──────── Material ────────
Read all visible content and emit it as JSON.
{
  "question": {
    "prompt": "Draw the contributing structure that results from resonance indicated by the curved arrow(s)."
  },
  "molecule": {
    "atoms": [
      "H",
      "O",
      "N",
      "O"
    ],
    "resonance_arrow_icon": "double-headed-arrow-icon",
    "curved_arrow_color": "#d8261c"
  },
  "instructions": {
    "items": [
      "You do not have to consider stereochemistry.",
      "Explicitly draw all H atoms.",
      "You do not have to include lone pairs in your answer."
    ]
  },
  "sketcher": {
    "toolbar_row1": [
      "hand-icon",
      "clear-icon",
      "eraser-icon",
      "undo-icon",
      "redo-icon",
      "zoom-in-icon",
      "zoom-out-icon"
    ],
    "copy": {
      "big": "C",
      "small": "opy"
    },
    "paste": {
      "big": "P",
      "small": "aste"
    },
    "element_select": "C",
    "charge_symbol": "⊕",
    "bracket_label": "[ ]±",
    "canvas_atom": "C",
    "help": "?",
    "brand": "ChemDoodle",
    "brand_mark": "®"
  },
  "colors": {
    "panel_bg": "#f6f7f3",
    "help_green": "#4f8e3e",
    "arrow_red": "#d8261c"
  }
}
────────
→ Written task
Reproduce each record shown above without altering a single word.

→ Task result
Read all visible content and emit it as JSON.
{
  "question": {
    "prompt": "Draw the contributing structure that results from resonance indicated by the curved arrow(s)."
  },
  "molecule": {
    "atoms": [
      "H",
      "O",
      "N",
      "O"
    ],
    "resonance_arrow_icon": "double-headed-arrow-icon",
    "curved_arrow_color": "#d8261c"
  },
  "instructions": {
    "items": [
      "You do not have to consider stereochemistry.",
      "Explicitly draw all H atoms.",
      "You do not have to include lone pairs in your answer."
    ]
  },
  "sketcher": {
    "toolbar_row1": [
      "hand-icon",
      "clear-icon",
      "eraser-icon",
      "undo-icon",
      "redo-icon",
      "zoom-in-icon",
      "zoom-out-icon"
    ],
    "copy": {
      "big": "C",
      "small": "opy"
    },
    "paste": {
      "big": "P",
      "small": "aste"
    },
    "element_select": "C",
    "charge_symbol": "⊕",
    "bracket_label": "[ ]±",
    "canvas_atom": "C",
    "help": "?",
    "brand": "ChemDoodle",
    "brand_mark": "®"
  },
  "colors": {
    "panel_bg": "#f6f7f3",
    "help_green": "#4f8e3e",
    "arrow_red": "#d8261c"
  }
}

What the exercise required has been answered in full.